[Stored data]
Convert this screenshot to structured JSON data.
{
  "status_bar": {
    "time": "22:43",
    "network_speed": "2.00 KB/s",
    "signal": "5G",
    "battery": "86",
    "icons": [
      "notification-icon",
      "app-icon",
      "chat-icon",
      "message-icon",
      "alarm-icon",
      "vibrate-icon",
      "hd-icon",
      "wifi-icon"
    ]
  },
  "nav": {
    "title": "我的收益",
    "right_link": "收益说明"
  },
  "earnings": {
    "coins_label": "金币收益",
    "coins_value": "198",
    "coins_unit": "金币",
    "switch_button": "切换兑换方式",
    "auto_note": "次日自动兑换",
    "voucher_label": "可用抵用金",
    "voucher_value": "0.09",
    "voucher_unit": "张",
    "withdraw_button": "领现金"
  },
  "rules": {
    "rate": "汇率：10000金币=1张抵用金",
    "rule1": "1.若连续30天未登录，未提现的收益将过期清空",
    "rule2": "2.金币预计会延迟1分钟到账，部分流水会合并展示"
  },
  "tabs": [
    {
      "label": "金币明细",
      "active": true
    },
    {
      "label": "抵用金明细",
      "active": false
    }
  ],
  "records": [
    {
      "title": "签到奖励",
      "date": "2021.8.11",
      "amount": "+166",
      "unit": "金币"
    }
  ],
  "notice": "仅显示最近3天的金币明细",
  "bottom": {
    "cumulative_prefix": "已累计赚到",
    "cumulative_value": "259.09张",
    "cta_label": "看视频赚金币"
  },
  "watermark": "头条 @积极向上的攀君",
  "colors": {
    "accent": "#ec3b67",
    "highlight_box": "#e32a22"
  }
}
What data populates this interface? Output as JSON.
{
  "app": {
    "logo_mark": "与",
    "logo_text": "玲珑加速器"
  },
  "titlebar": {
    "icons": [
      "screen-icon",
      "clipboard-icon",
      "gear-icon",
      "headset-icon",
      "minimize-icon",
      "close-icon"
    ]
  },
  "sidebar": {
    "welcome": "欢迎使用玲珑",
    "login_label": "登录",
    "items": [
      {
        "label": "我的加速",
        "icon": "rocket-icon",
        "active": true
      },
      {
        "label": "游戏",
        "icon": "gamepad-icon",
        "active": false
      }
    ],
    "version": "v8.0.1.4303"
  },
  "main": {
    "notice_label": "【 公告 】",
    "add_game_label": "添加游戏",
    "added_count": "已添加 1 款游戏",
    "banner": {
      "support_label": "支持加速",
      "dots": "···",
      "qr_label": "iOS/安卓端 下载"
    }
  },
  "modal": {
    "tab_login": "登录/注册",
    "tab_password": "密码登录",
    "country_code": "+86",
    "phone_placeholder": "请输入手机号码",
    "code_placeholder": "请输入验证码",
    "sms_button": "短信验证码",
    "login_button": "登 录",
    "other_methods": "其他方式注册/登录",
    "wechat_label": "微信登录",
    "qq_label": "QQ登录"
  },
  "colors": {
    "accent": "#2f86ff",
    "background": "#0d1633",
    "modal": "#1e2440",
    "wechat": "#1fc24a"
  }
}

Description of the task - Repeat every entry exactly, please.

Exercise answer -
Convert this screenshot to structured JSON data.
{
  "status_bar": {
    "time": "22:43",
    "network_speed": "2.00 KB/s",
    "signal": "5G",
    "battery": "86",
    "icons": [
      "notification-icon",
      "app-icon",
      "chat-icon",
      "message-icon",
      "alarm-icon",
      "vibrate-icon",
      "hd-icon",
      "wifi-icon"
    ]
  },
  "nav": {
    "title": "我的收益",
    "right_link": "收益说明"
  },
  "earnings": {
    "coins_label": "金币收益",
    "coins_value": "198",
    "coins_unit": "金币",
    "switch_button": "切换兑换方式",
    "auto_note": "次日自动兑换",
    "voucher_label": "可用抵用金",
    "voucher_value": "0.09",
    "voucher_unit": "张",
    "withdraw_button": "领现金"
  },
  "rules": {
    "rate": "汇率：10000金币=1张抵用金",
    "rule1": "1.若连续30天未登录，未提现的收益将过期清空",
    "rule2": "2.金币预计会延迟1分钟到账，部分流水会合并展示"
  },
  "tabs": [
    {
      "label": "金币明细",
      "active": true
    },
    {
      "label": "抵用金明细",
      "active": false
    }
  ],
  "records": [
    {
      "title": "签到奖励",
      "date": "2021.8.11",
      "amount": "+166",
      "unit": "金币"
    }
  ],
  "notice": "仅显示最近3天的金币明细",
  "bottom": {
    "cumulative_prefix": "已累计赚到",
    "cumulative_value": "259.09张",
    "cta_label": "看视频赚金币"
  },
  "watermark": "头条 @积极向上的攀君",
  "colors": {
    "accent": "#ec3b67",
    "highlight_box": "#e32a22"
  }
}
What data populates this interface? Output as JSON.
{
  "app": {
    "logo_mark": "与",
    "logo_text": "玲珑加速器"
  },
  "titlebar": {
    "icons": [
      "screen-icon",
      "clipboard-icon",
      "gear-icon",
      "headset-icon",
      "minimize-icon",
      "close-icon"
    ]
  },
  "sidebar": {
    "welcome": "欢迎使用玲珑",
    "login_label": "登录",
    "items": [
      {
        "label": "我的加速",
        "icon": "rocket-icon",
        "active": true
      },
      {
        "label": "游戏",
        "icon": "gamepad-icon",
        "active": false
      }
    ],
    "version": "v8.0.1.4303"
  },
  "main": {
    "notice_label": "【 公告 】",
    "add_game_label": "添加游戏",
    "added_count": "已添加 1 款游戏",
    "banner": {
      "support_label": "支持加速",
      "dots": "···",
      "qr_label": "iOS/安卓端 下载"
    }
  },
  "modal": {
    "tab_login": "登录/注册",
    "tab_password": "密码登录",
    "country_code": "+86",
    "phone_placeholder": "请输入手机号码",
    "code_placeholder": "请输入验证码",
    "sms_button": "短信验证码",
    "login_button": "登 录",
    "other_methods": "其他方式注册/登录",
    "wechat_label": "微信登录",
    "qq_label": "QQ登录"
  },
  "colors": {
    "accent": "#2f86ff",
    "background": "#0d1633",
    "modal": "#1e2440",
    "wechat": "#1fc24a"
  }
}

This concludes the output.